*Required action:* A single number is the whole answer: the tally of lines in the data below that include the word "arbetsföra".

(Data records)
-*-*-
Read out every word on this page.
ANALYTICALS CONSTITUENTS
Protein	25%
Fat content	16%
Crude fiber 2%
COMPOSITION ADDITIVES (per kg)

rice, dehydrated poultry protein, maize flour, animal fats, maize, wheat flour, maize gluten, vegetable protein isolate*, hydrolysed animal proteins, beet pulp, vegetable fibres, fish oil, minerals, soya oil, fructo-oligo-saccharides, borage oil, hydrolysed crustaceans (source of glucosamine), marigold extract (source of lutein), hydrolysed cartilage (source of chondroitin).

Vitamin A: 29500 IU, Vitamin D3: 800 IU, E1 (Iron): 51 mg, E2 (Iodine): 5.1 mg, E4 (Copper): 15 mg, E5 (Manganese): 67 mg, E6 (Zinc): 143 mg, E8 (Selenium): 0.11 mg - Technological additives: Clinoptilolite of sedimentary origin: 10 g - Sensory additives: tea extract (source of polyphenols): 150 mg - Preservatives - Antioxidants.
-*-*-
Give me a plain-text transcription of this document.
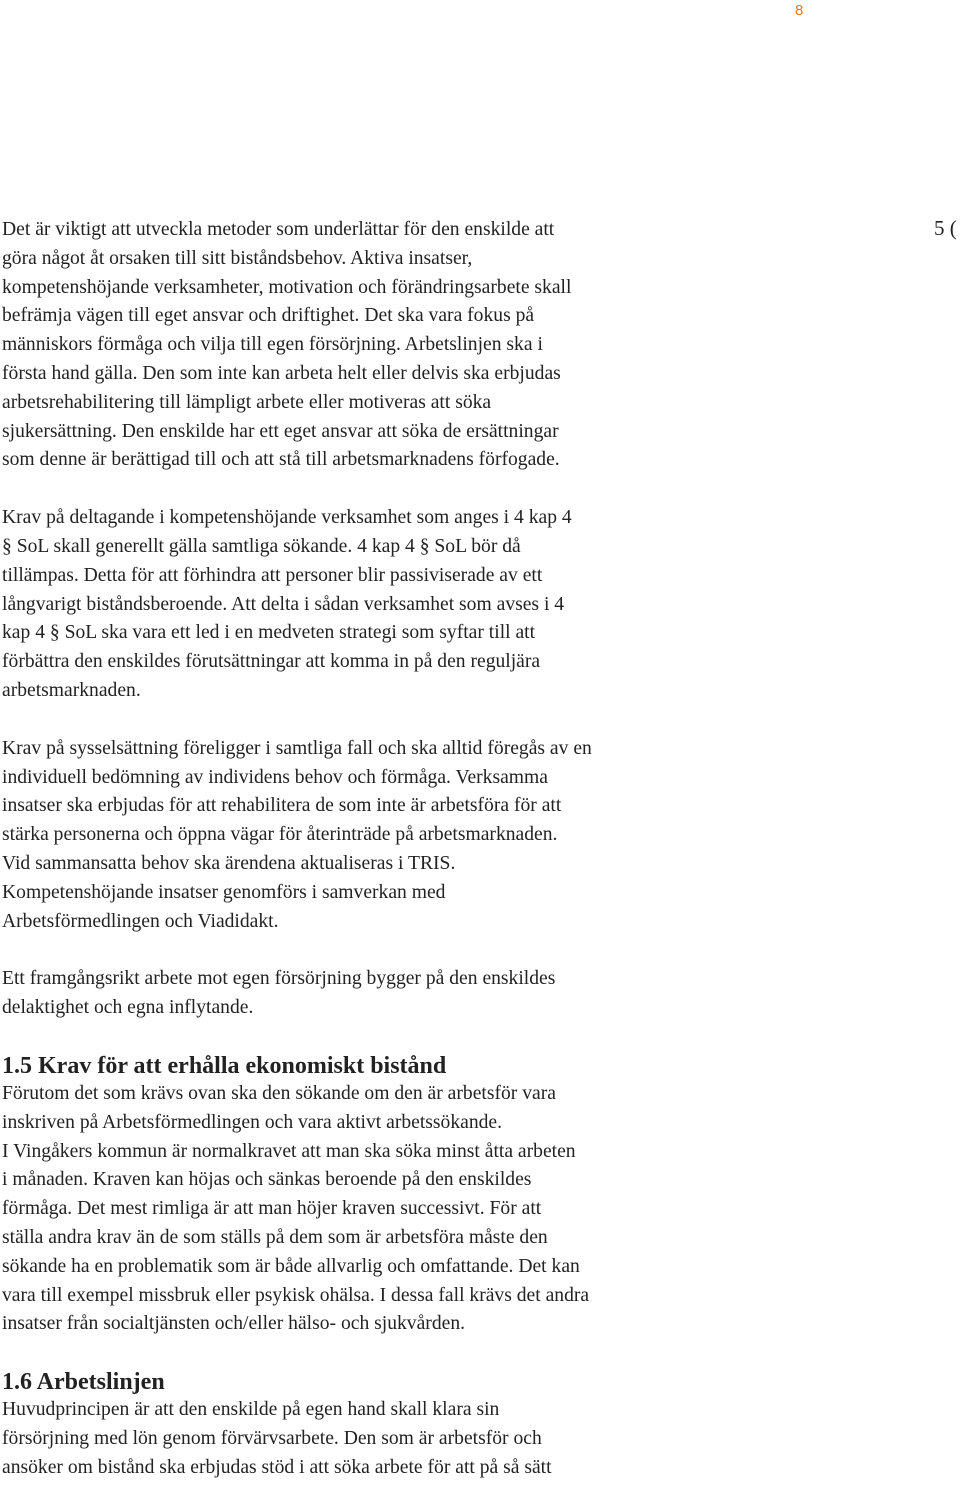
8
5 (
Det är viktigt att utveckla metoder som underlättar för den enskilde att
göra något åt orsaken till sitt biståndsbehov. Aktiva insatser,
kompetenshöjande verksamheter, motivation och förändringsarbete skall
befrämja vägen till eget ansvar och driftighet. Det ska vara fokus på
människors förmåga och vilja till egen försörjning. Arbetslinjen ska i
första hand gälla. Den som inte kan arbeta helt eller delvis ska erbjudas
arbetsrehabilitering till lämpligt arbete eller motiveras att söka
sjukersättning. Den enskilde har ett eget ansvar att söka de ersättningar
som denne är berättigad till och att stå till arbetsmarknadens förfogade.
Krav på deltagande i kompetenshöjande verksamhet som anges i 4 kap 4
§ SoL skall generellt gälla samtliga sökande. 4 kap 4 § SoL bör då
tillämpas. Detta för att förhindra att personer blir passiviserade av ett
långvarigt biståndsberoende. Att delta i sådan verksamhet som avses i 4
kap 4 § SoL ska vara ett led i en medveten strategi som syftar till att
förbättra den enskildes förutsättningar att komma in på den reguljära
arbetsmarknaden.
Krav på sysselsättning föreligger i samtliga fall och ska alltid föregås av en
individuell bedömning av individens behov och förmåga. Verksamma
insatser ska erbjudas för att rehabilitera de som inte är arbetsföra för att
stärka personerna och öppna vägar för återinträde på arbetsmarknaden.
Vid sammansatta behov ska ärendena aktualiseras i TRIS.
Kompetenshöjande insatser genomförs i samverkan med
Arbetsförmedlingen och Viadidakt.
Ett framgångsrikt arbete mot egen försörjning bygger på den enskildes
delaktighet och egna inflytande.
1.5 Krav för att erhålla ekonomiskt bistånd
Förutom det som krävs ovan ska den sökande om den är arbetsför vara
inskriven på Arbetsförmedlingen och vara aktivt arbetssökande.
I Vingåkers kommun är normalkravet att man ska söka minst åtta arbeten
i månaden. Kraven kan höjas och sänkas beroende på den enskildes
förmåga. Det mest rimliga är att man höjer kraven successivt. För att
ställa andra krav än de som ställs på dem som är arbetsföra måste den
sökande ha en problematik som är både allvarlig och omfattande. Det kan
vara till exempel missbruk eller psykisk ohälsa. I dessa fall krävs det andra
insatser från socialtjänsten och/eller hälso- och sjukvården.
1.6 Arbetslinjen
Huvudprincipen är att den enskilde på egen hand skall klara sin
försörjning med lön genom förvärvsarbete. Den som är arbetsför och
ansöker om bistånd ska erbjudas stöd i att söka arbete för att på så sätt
-*-*-
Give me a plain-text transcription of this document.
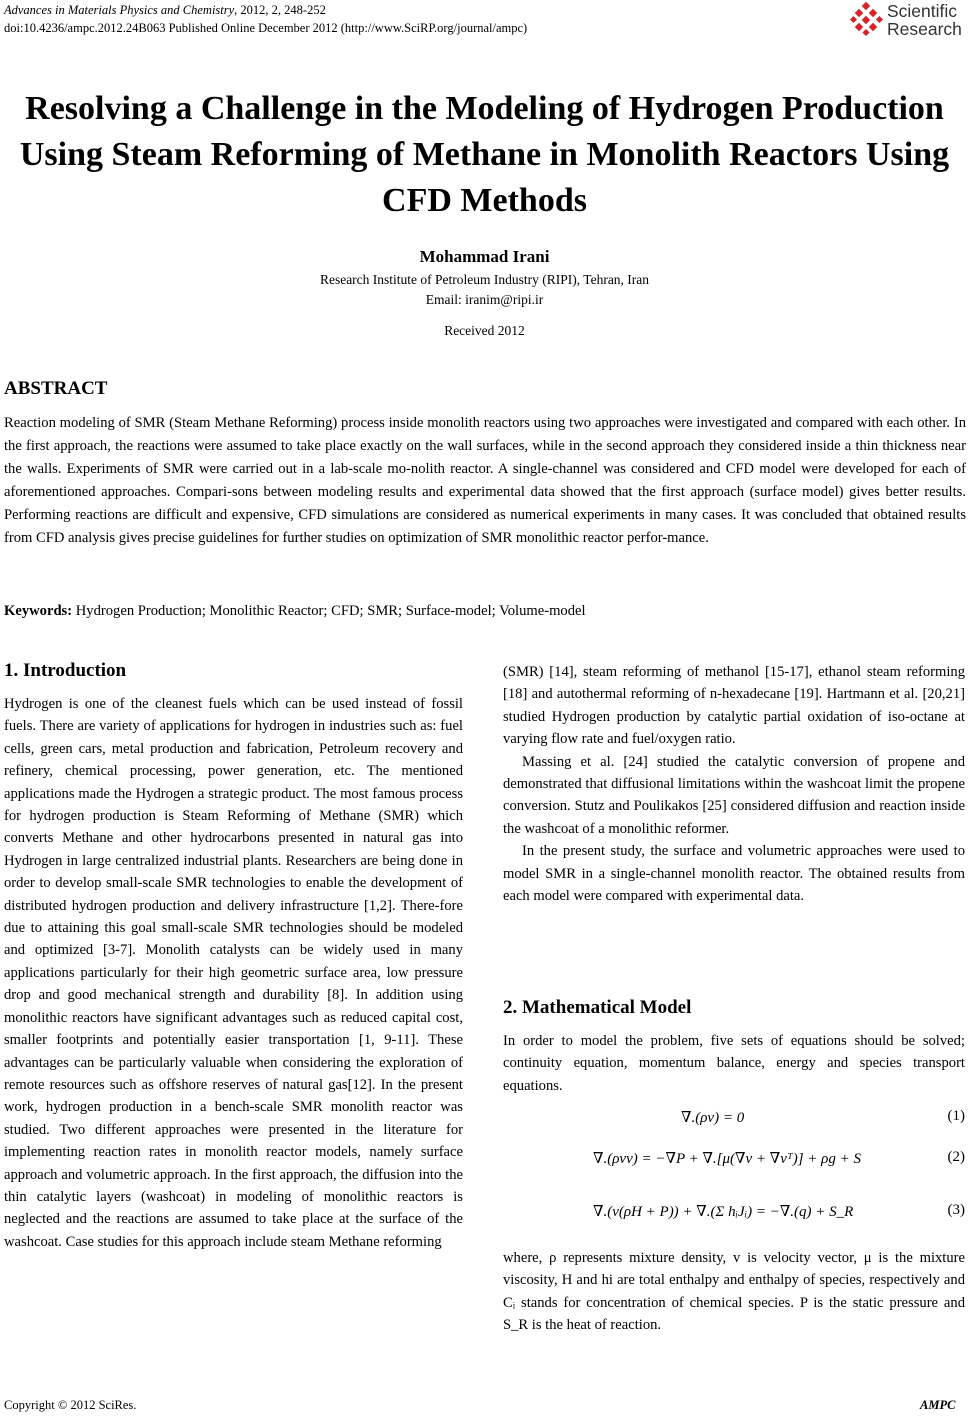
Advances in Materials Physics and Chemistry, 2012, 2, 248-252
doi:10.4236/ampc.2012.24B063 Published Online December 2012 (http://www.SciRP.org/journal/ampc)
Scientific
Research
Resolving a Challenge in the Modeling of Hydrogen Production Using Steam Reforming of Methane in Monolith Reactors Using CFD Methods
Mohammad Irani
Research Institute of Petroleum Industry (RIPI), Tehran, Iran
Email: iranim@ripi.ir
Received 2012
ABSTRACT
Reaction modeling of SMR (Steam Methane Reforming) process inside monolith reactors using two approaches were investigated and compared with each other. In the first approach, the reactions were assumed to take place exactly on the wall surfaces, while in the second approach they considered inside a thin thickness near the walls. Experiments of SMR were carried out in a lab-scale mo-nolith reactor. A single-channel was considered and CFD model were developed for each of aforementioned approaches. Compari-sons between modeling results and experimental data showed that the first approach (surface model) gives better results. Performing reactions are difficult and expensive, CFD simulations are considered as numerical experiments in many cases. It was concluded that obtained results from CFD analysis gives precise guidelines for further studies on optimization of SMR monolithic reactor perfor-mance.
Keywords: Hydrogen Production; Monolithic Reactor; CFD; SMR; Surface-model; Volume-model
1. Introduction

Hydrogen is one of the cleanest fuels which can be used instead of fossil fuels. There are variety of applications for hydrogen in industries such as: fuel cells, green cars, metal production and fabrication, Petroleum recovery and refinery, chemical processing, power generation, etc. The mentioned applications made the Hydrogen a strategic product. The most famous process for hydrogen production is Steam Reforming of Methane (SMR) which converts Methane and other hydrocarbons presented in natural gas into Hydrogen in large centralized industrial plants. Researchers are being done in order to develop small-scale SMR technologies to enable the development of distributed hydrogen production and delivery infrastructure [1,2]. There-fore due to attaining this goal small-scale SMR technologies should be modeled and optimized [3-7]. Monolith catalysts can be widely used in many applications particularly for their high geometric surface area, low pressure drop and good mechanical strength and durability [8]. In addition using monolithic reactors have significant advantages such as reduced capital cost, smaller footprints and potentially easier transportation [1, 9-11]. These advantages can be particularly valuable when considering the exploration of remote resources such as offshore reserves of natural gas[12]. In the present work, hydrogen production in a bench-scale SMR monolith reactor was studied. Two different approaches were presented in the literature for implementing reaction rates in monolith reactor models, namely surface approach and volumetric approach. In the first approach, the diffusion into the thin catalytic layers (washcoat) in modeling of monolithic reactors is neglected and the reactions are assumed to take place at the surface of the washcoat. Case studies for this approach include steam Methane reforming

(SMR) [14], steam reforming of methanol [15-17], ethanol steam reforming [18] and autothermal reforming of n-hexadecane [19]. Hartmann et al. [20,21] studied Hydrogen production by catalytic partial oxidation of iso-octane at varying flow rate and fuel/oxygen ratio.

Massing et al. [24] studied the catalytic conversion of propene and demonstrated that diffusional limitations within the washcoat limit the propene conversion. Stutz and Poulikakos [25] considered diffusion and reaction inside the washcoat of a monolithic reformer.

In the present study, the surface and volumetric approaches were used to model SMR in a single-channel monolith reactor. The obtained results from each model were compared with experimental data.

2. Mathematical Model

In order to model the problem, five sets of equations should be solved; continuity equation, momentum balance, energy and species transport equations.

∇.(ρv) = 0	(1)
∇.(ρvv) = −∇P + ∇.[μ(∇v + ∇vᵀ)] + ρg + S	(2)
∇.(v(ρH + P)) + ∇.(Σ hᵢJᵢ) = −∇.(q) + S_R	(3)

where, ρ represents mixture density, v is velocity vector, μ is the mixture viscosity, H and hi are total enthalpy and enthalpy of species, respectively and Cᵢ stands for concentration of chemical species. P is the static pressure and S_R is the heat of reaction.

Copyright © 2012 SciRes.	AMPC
-*-*-
*Task result:* 2